** BEGIN Data in this exercise **

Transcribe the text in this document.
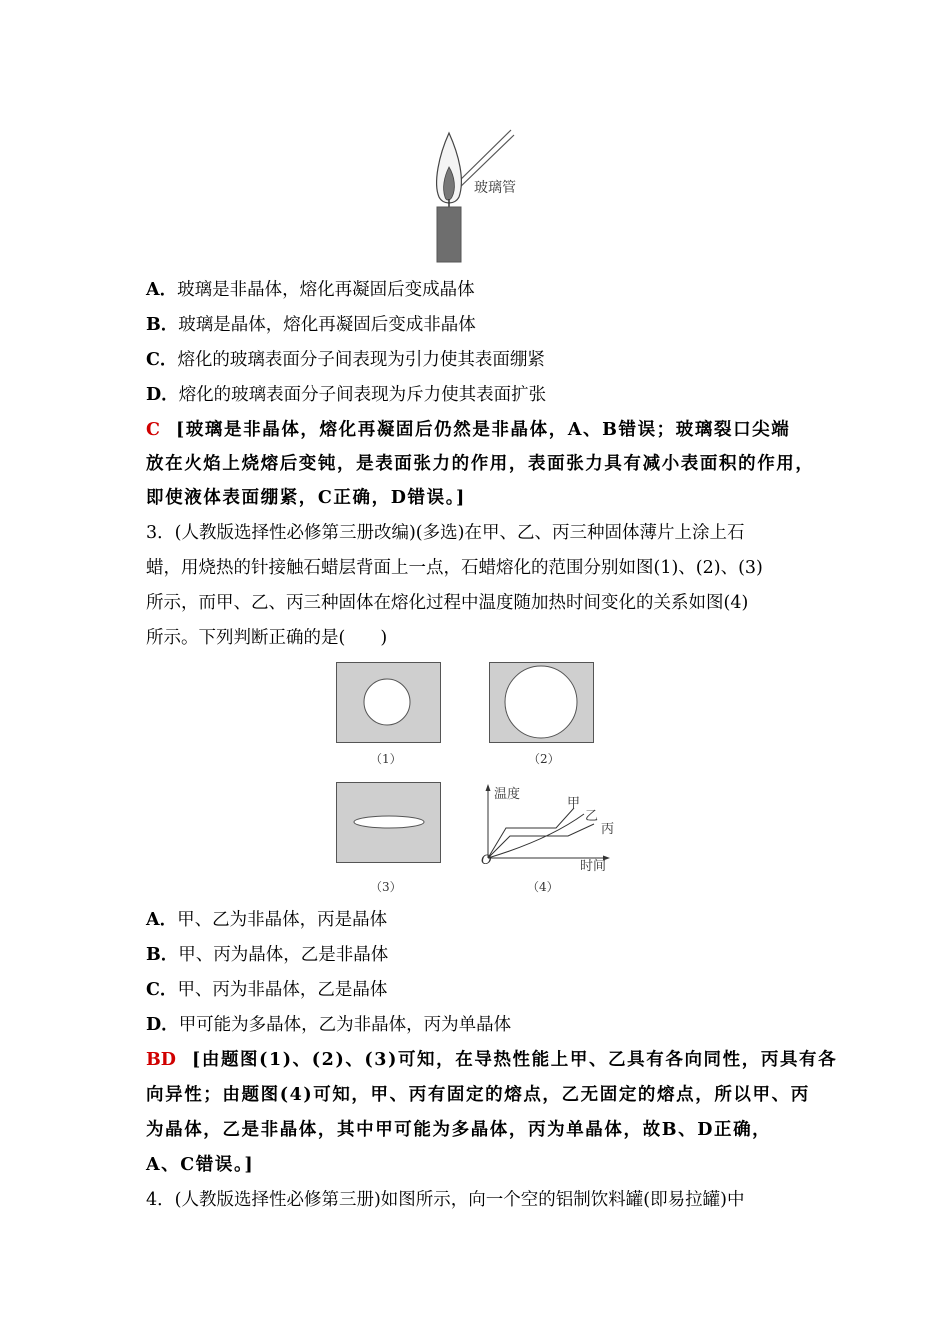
玻璃管
A．玻璃是非晶体，熔化再凝固后变成晶体
B．玻璃是晶体，熔化再凝固后变成非晶体
C．熔化的玻璃表面分子间表现为引力使其表面绷紧
D．熔化的玻璃表面分子间表现为斥力使其表面扩张
C [玻璃是非晶体，熔化再凝固后仍然是非晶体，A、B错误；玻璃裂口尖端
放在火焰上烧熔后变钝，是表面张力的作用，表面张力具有减小表面积的作用，
即使液体表面绷紧，C正确，D错误。]
3．(人教版选择性必修第三册改编)(多选)在甲、乙、丙三种固体薄片上涂上石
蜡，用烧热的针接触石蜡层背面上一点，石蜡熔化的范围分别如图(1)、(2)、(3)
所示，而甲、乙、丙三种固体在熔化过程中温度随加热时间变化的关系如图(4)
所示。下列判断正确的是(　　)
（1）	（2）
（3）
温度
时间
O
甲
乙
丙
（4）
A．甲、乙为非晶体，丙是晶体
B．甲、丙为晶体，乙是非晶体
C．甲、丙为非晶体，乙是晶体
D．甲可能为多晶体，乙为非晶体，丙为单晶体
BD [由题图(1)、(2)、(3)可知，在导热性能上甲、乙具有各向同性，丙具有各
向异性；由题图(4)可知，甲、丙有固定的熔点，乙无固定的熔点，所以甲、丙
为晶体，乙是非晶体，其中甲可能为多晶体，丙为单晶体，故B、D正确，
A、C错误。]
4．(人教版选择性必修第三册)如图所示，向一个空的铝制饮料罐(即易拉罐)中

** END Data in this exercise **

In the records above, locate the lines holding the word "乙是非晶体". Copy each of them.

[Complete output]
B．甲、丙为晶体，乙是非晶体
为晶体，乙是非晶体，其中甲可能为多晶体，丙为单晶体，故B、D正确，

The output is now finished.